▸ DIRECTIONS FOR THIS TASK: Among the lines listed below, count those that include the string "physical", and state only the count.

▸ EXTRACTED MATERIAL:

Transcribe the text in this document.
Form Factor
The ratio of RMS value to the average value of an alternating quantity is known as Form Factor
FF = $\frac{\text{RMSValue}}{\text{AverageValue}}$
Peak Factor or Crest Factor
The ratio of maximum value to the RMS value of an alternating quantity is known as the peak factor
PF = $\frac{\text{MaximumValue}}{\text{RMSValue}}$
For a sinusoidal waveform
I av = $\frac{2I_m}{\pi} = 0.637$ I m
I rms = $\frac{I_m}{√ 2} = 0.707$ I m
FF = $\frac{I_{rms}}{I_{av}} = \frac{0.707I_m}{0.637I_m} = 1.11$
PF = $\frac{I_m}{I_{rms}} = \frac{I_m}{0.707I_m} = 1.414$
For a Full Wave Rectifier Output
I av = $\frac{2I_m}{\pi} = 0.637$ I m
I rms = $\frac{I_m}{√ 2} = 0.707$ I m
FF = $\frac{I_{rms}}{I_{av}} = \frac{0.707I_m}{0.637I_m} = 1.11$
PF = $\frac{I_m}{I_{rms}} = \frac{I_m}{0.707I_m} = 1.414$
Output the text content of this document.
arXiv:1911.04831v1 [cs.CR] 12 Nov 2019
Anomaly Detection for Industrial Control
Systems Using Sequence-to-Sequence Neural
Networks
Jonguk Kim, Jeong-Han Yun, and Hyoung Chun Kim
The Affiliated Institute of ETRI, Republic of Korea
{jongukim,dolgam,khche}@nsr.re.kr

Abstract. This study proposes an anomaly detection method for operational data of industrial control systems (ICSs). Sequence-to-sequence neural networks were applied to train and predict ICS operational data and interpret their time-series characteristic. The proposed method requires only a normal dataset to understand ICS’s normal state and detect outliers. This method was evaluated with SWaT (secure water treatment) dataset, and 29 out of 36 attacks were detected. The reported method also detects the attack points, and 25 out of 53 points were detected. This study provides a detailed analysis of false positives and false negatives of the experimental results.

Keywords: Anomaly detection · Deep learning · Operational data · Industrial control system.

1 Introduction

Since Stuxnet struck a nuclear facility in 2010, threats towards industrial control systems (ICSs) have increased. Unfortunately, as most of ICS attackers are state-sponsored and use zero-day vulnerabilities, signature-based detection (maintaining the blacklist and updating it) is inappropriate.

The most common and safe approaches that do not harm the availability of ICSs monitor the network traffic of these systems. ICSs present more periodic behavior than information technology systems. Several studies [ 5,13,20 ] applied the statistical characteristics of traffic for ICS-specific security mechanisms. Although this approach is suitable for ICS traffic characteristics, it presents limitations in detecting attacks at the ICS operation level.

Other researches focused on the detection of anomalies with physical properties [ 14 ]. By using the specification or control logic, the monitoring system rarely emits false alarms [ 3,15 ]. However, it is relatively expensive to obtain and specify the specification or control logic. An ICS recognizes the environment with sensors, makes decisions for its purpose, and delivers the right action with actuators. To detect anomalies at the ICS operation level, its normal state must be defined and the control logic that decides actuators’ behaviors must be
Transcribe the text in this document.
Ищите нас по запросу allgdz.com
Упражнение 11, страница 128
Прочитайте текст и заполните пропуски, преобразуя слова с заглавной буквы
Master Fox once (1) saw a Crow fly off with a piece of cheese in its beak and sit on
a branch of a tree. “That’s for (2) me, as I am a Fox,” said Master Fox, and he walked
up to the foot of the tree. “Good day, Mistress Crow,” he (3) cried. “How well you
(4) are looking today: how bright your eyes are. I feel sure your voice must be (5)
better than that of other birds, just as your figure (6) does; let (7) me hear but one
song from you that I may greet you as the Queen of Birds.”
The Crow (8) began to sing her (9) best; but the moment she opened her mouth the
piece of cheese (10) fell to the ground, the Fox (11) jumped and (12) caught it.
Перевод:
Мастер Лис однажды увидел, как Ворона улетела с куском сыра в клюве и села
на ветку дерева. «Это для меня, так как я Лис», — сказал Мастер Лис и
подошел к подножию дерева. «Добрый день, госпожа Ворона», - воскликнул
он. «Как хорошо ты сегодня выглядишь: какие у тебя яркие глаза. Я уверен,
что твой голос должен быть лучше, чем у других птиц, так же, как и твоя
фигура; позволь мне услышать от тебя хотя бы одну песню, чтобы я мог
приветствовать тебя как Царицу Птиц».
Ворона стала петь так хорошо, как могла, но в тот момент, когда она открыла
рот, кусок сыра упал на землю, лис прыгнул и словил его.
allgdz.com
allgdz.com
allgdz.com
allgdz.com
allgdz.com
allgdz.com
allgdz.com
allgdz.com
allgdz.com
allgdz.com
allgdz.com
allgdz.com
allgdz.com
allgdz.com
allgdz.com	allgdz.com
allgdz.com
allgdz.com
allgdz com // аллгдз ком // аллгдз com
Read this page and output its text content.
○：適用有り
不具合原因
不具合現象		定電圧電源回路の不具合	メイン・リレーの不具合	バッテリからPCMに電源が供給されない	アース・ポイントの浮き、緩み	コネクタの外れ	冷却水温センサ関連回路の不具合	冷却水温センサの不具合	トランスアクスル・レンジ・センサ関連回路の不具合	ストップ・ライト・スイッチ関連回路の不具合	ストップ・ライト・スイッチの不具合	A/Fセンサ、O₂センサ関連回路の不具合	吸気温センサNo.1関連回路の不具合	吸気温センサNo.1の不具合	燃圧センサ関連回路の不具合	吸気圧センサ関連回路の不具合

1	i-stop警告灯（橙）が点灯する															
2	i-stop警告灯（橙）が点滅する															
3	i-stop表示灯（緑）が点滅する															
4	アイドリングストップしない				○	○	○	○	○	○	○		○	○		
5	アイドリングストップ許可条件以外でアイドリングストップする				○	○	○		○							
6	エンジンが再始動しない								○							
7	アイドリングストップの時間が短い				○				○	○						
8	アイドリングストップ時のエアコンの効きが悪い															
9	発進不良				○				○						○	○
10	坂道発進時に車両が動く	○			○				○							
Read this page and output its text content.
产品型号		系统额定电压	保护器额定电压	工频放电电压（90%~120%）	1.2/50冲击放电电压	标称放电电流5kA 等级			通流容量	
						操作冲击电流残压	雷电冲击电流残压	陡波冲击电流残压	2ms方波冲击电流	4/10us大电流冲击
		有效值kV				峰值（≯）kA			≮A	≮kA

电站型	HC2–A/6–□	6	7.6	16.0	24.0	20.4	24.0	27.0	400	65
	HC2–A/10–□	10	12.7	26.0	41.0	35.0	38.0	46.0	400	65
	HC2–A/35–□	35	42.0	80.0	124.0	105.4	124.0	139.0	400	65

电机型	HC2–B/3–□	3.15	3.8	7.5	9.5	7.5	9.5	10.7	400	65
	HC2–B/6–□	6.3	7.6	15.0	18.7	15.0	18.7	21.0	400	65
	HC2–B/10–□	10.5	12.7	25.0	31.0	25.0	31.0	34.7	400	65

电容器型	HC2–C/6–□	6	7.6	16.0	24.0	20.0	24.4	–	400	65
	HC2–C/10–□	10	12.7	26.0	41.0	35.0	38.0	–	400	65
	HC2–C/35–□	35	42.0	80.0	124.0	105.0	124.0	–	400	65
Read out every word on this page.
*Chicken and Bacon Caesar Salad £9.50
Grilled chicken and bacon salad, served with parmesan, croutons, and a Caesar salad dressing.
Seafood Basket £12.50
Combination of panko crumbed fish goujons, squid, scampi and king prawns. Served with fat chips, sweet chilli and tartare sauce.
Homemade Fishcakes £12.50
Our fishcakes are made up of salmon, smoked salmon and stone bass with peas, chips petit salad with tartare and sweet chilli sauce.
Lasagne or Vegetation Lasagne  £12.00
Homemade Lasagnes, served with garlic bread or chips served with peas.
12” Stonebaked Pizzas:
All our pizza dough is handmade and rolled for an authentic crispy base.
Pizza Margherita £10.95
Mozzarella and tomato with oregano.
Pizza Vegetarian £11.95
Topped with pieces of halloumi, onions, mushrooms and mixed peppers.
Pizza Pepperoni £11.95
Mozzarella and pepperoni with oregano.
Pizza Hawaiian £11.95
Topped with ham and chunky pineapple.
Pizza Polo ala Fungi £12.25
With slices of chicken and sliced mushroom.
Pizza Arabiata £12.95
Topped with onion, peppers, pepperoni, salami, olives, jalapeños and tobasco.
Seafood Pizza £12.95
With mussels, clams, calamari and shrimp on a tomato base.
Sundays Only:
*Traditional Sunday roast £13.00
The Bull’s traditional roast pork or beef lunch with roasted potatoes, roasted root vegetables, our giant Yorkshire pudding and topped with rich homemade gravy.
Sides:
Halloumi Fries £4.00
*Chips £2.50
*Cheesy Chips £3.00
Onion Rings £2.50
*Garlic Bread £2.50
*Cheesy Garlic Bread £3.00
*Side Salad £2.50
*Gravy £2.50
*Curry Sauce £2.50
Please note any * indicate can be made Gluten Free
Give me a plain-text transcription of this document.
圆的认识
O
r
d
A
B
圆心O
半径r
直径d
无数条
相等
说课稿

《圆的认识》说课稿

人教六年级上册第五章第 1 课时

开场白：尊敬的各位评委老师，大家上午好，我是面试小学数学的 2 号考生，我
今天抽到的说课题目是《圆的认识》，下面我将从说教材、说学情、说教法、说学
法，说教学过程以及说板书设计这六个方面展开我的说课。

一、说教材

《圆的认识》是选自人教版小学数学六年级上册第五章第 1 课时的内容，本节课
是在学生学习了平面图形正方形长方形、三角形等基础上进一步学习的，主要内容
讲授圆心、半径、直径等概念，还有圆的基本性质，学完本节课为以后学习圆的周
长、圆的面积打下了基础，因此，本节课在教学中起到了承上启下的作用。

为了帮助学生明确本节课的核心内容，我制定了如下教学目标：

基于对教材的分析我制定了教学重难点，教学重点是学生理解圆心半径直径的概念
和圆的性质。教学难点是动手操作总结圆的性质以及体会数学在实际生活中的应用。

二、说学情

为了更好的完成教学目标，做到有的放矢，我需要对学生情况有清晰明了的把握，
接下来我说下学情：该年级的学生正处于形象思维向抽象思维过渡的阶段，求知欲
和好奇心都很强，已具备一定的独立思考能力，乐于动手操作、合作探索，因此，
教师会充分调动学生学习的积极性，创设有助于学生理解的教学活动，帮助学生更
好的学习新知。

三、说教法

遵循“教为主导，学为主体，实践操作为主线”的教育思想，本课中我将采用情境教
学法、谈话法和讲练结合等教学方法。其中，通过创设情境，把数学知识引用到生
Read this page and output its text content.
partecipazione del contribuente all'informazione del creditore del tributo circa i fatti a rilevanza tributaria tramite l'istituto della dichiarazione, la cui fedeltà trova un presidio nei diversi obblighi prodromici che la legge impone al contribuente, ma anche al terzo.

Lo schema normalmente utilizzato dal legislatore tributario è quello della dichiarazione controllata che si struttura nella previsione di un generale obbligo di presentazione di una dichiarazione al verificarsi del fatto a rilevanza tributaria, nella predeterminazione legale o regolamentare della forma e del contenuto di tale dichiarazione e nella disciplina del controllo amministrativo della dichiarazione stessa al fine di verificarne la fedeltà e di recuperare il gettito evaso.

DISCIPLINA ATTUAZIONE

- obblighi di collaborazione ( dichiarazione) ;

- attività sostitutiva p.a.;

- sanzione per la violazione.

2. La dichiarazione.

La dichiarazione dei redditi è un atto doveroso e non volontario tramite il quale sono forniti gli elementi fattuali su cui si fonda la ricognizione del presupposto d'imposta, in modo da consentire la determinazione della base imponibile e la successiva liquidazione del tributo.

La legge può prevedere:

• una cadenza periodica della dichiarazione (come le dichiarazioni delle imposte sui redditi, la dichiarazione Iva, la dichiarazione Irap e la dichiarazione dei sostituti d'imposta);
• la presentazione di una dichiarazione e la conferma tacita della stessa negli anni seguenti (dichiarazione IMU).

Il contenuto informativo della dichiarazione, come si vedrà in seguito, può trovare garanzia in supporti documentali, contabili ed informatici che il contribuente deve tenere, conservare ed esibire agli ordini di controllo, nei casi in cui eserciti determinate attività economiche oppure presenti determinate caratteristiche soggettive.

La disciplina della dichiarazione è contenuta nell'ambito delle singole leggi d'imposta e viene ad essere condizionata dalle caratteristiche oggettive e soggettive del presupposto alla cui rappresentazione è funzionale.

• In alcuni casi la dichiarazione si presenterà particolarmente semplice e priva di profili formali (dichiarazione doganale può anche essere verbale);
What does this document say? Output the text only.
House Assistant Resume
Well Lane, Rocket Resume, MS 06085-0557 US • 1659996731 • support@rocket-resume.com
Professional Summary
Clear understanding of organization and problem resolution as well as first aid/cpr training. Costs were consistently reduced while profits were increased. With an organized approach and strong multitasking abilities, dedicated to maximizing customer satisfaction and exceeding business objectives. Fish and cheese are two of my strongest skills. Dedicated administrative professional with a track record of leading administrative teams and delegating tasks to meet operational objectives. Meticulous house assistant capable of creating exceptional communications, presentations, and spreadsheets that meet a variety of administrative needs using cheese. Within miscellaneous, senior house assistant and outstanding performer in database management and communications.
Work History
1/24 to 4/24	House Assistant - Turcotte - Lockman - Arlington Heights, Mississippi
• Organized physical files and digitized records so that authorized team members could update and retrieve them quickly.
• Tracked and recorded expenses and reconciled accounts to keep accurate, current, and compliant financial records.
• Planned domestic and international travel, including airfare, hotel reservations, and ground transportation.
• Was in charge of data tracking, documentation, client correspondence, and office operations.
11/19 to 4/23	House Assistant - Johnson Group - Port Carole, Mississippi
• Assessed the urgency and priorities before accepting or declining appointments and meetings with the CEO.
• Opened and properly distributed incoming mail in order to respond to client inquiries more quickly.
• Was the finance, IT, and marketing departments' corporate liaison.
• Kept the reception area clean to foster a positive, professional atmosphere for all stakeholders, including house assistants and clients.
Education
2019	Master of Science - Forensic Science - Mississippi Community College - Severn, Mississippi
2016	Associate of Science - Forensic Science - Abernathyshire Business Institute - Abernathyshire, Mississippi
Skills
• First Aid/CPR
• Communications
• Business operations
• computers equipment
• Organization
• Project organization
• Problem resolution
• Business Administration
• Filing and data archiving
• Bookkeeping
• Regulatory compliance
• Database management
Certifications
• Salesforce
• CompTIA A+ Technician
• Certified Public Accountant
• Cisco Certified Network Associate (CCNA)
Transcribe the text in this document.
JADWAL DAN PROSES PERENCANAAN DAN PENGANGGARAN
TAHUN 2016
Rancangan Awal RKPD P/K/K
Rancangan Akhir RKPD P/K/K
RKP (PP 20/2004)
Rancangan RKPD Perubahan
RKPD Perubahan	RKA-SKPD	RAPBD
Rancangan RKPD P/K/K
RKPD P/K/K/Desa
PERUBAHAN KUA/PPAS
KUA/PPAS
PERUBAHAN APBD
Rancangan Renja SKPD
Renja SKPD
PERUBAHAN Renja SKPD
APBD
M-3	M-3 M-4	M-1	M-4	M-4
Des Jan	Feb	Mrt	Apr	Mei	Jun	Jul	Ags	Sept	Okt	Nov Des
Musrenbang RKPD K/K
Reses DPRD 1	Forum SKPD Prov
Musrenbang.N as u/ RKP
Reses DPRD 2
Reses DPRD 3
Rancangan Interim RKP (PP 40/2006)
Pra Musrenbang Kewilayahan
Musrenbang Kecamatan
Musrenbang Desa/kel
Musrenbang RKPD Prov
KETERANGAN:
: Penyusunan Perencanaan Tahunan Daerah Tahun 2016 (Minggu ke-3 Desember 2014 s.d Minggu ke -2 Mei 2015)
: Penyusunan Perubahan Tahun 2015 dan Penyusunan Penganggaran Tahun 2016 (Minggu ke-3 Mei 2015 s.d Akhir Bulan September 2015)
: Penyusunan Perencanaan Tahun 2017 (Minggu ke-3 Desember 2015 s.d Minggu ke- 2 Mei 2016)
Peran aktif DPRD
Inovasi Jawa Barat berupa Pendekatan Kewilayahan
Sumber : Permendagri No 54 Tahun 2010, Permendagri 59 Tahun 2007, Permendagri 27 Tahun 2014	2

▸ EXERCISE RESULT: 2